DO THIS
Your task is to output all the records below, word for word.

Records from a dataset
——————————

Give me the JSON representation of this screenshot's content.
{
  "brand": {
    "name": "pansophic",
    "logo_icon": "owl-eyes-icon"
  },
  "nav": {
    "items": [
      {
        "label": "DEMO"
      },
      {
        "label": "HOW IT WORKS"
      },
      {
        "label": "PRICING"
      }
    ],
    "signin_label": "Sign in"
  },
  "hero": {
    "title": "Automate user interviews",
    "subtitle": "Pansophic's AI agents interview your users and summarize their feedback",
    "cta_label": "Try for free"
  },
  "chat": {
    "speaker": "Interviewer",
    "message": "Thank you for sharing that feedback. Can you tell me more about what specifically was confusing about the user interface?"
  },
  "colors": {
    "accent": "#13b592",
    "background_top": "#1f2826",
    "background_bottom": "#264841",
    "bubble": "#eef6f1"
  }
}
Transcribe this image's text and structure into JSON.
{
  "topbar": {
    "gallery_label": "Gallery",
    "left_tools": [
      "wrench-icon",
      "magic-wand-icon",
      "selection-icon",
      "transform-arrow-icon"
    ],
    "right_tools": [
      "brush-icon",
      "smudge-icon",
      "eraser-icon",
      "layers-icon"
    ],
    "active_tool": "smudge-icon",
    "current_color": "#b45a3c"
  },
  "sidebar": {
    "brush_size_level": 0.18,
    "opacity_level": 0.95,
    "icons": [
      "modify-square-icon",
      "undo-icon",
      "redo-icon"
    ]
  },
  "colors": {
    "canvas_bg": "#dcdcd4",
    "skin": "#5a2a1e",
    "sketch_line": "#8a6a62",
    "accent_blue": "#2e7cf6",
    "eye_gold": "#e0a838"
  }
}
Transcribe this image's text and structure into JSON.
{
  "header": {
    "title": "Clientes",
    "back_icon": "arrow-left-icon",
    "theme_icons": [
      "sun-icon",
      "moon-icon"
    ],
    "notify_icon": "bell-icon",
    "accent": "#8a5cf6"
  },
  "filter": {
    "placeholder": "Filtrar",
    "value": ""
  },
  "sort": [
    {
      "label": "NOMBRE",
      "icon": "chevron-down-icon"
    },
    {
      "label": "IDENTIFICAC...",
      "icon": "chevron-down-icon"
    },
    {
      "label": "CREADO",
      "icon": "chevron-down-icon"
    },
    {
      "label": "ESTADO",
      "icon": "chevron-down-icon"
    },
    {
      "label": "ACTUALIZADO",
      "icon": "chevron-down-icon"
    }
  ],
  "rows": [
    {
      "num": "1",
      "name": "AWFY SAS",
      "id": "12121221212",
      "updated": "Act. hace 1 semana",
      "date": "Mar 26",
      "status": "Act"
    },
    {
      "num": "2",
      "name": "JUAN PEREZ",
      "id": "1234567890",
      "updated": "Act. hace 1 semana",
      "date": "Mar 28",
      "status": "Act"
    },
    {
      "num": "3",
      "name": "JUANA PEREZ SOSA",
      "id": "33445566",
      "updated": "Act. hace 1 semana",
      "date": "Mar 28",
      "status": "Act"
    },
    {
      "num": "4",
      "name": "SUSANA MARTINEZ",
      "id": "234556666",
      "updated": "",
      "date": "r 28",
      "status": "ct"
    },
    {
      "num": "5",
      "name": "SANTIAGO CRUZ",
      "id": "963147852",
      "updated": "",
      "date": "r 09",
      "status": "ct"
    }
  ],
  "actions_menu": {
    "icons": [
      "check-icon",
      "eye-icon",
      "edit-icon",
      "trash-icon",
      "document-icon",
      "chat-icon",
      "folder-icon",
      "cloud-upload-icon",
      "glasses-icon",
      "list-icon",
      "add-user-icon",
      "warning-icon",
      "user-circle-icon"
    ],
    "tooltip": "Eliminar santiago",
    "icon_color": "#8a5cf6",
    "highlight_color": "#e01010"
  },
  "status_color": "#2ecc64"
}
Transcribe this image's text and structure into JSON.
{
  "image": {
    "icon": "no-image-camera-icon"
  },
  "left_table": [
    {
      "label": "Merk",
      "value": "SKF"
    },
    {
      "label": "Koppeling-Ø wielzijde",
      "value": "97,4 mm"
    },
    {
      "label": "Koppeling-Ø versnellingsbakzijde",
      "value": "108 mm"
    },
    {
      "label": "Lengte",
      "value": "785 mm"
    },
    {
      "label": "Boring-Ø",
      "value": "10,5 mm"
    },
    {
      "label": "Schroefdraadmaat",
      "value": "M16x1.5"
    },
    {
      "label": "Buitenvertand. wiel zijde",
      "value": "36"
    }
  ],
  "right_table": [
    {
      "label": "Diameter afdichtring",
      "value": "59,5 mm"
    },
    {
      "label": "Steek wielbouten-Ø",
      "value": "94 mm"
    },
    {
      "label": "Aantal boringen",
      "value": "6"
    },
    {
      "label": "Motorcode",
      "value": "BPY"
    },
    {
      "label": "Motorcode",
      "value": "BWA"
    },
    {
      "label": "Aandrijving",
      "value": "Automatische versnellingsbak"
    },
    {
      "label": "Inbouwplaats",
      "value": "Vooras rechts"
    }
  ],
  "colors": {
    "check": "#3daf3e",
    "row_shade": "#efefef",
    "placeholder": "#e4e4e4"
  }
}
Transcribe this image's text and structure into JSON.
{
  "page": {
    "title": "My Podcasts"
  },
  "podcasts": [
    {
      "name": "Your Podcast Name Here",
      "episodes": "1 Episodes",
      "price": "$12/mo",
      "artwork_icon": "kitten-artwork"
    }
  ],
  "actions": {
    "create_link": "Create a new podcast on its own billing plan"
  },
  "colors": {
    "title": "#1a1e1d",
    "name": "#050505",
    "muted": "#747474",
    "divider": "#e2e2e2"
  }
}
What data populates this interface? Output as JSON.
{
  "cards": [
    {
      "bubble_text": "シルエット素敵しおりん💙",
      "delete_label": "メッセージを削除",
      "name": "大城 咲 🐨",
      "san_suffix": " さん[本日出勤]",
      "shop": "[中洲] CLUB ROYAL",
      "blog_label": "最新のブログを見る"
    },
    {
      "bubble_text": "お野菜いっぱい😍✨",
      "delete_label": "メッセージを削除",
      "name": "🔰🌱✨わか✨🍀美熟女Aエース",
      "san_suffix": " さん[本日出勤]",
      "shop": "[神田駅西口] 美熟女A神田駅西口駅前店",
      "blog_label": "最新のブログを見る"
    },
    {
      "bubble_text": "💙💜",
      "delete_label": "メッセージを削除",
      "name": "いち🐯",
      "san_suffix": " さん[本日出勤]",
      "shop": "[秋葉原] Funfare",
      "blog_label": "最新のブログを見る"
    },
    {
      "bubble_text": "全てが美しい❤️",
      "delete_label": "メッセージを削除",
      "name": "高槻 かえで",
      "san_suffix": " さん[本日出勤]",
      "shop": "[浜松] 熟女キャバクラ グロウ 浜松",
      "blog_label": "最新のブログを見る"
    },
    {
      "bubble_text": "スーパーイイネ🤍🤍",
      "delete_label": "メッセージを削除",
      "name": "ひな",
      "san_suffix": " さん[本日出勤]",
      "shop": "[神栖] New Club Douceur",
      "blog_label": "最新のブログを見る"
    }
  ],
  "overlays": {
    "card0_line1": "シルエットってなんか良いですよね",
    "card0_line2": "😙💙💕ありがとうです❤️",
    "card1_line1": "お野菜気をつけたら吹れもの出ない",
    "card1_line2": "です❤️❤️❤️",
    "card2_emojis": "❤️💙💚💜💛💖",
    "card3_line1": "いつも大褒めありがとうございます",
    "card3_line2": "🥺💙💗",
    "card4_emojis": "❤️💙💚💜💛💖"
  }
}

——————————

RESULT OF THIS TASK
Give me the JSON representation of this screenshot's content.
{
  "brand": {
    "name": "pansophic",
    "logo_icon": "owl-eyes-icon"
  },
  "nav": {
    "items": [
      {
        "label": "DEMO"
      },
      {
        "label": "HOW IT WORKS"
      },
      {
        "label": "PRICING"
      }
    ],
    "signin_label": "Sign in"
  },
  "hero": {
    "title": "Automate user interviews",
    "subtitle": "Pansophic's AI agents interview your users and summarize their feedback",
    "cta_label": "Try for free"
  },
  "chat": {
    "speaker": "Interviewer",
    "message": "Thank you for sharing that feedback. Can you tell me more about what specifically was confusing about the user interface?"
  },
  "colors": {
    "accent": "#13b592",
    "background_top": "#1f2826",
    "background_bottom": "#264841",
    "bubble": "#eef6f1"
  }
}
Transcribe this image's text and structure into JSON.
{
  "topbar": {
    "gallery_label": "Gallery",
    "left_tools": [
      "wrench-icon",
      "magic-wand-icon",
      "selection-icon",
      "transform-arrow-icon"
    ],
    "right_tools": [
      "brush-icon",
      "smudge-icon",
      "eraser-icon",
      "layers-icon"
    ],
    "active_tool": "smudge-icon",
    "current_color": "#b45a3c"
  },
  "sidebar": {
    "brush_size_level": 0.18,
    "opacity_level": 0.95,
    "icons": [
      "modify-square-icon",
      "undo-icon",
      "redo-icon"
    ]
  },
  "colors": {
    "canvas_bg": "#dcdcd4",
    "skin": "#5a2a1e",
    "sketch_line": "#8a6a62",
    "accent_blue": "#2e7cf6",
    "eye_gold": "#e0a838"
  }
}
Transcribe this image's text and structure into JSON.
{
  "header": {
    "title": "Clientes",
    "back_icon": "arrow-left-icon",
    "theme_icons": [
      "sun-icon",
      "moon-icon"
    ],
    "notify_icon": "bell-icon",
    "accent": "#8a5cf6"
  },
  "filter": {
    "placeholder": "Filtrar",
    "value": ""
  },
  "sort": [
    {
      "label": "NOMBRE",
      "icon": "chevron-down-icon"
    },
    {
      "label": "IDENTIFICAC...",
      "icon": "chevron-down-icon"
    },
    {
      "label": "CREADO",
      "icon": "chevron-down-icon"
    },
    {
      "label": "ESTADO",
      "icon": "chevron-down-icon"
    },
    {
      "label": "ACTUALIZADO",
      "icon": "chevron-down-icon"
    }
  ],
  "rows": [
    {
      "num": "1",
      "name": "AWFY SAS",
      "id": "12121221212",
      "updated": "Act. hace 1 semana",
      "date": "Mar 26",
      "status": "Act"
    },
    {
      "num": "2",
      "name": "JUAN PEREZ",
      "id": "1234567890",
      "updated": "Act. hace 1 semana",
      "date": "Mar 28",
      "status": "Act"
    },
    {
      "num": "3",
      "name": "JUANA PEREZ SOSA",
      "id": "33445566",
      "updated": "Act. hace 1 semana",
      "date": "Mar 28",
      "status": "Act"
    },
    {
      "num": "4",
      "name": "SUSANA MARTINEZ",
      "id": "234556666",
      "updated": "",
      "date": "r 28",
      "status": "ct"
    },
    {
      "num": "5",
      "name": "SANTIAGO CRUZ",
      "id": "963147852",
      "updated": "",
      "date": "r 09",
      "status": "ct"
    }
  ],
  "actions_menu": {
    "icons": [
      "check-icon",
      "eye-icon",
      "edit-icon",
      "trash-icon",
      "document-icon",
      "chat-icon",
      "folder-icon",
      "cloud-upload-icon",
      "glasses-icon",
      "list-icon",
      "add-user-icon",
      "warning-icon",
      "user-circle-icon"
    ],
    "tooltip": "Eliminar santiago",
    "icon_color": "#8a5cf6",
    "highlight_color": "#e01010"
  },
  "status_color": "#2ecc64"
}
Transcribe this image's text and structure into JSON.
{
  "image": {
    "icon": "no-image-camera-icon"
  },
  "left_table": [
    {
      "label": "Merk",
      "value": "SKF"
    },
    {
      "label": "Koppeling-Ø wielzijde",
      "value": "97,4 mm"
    },
    {
      "label": "Koppeling-Ø versnellingsbakzijde",
      "value": "108 mm"
    },
    {
      "label": "Lengte",
      "value": "785 mm"
    },
    {
      "label": "Boring-Ø",
      "value": "10,5 mm"
    },
    {
      "label": "Schroefdraadmaat",
      "value": "M16x1.5"
    },
    {
      "label": "Buitenvertand. wiel zijde",
      "value": "36"
    }
  ],
  "right_table": [
    {
      "label": "Diameter afdichtring",
      "value": "59,5 mm"
    },
    {
      "label": "Steek wielbouten-Ø",
      "value": "94 mm"
    },
    {
      "label": "Aantal boringen",
      "value": "6"
    },
    {
      "label": "Motorcode",
      "value": "BPY"
    },
    {
      "label": "Motorcode",
      "value": "BWA"
    },
    {
      "label": "Aandrijving",
      "value": "Automatische versnellingsbak"
    },
    {
      "label": "Inbouwplaats",
      "value": "Vooras rechts"
    }
  ],
  "colors": {
    "check": "#3daf3e",
    "row_shade": "#efefef",
    "placeholder": "#e4e4e4"
  }
}
Transcribe this image's text and structure into JSON.
{
  "page": {
    "title": "My Podcasts"
  },
  "podcasts": [
    {
      "name": "Your Podcast Name Here",
      "episodes": "1 Episodes",
      "price": "$12/mo",
      "artwork_icon": "kitten-artwork"
    }
  ],
  "actions": {
    "create_link": "Create a new podcast on its own billing plan"
  },
  "colors": {
    "title": "#1a1e1d",
    "name": "#050505",
    "muted": "#747474",
    "divider": "#e2e2e2"
  }
}
What data populates this interface? Output as JSON.
{
  "cards": [
    {
      "bubble_text": "シルエット素敵しおりん💙",
      "delete_label": "メッセージを削除",
      "name": "大城 咲 🐨",
      "san_suffix": " さん[本日出勤]",
      "shop": "[中洲] CLUB ROYAL",
      "blog_label": "最新のブログを見る"
    },
    {
      "bubble_text": "お野菜いっぱい😍✨",
      "delete_label": "メッセージを削除",
      "name": "🔰🌱✨わか✨🍀美熟女Aエース",
      "san_suffix": " さん[本日出勤]",
      "shop": "[神田駅西口] 美熟女A神田駅西口駅前店",
      "blog_label": "最新のブログを見る"
    },
    {
      "bubble_text": "💙💜",
      "delete_label": "メッセージを削除",
      "name": "いち🐯",
      "san_suffix": " さん[本日出勤]",
      "shop": "[秋葉原] Funfare",
      "blog_label": "最新のブログを見る"
    },
    {
      "bubble_text": "全てが美しい❤️",
      "delete_label": "メッセージを削除",
      "name": "高槻 かえで",
      "san_suffix": " さん[本日出勤]",
      "shop": "[浜松] 熟女キャバクラ グロウ 浜松",
      "blog_label": "最新のブログを見る"
    },
    {
      "bubble_text": "スーパーイイネ🤍🤍",
      "delete_label": "メッセージを削除",
      "name": "ひな",
      "san_suffix": " さん[本日出勤]",
      "shop": "[神栖] New Club Douceur",
      "blog_label": "最新のブログを見る"
    }
  ],
  "overlays": {
    "card0_line1": "シルエットってなんか良いですよね",
    "card0_line2": "😙💙💕ありがとうです❤️",
    "card1_line1": "お野菜気をつけたら吹れもの出ない",
    "card1_line2": "です❤️❤️❤️",
    "card2_emojis": "❤️💙💚💜💛💖",
    "card3_line1": "いつも大褒めありがとうございます",
    "card3_line2": "🥺💙💗",
    "card4_emojis": "❤️💙💚💜💛💖"
  }
}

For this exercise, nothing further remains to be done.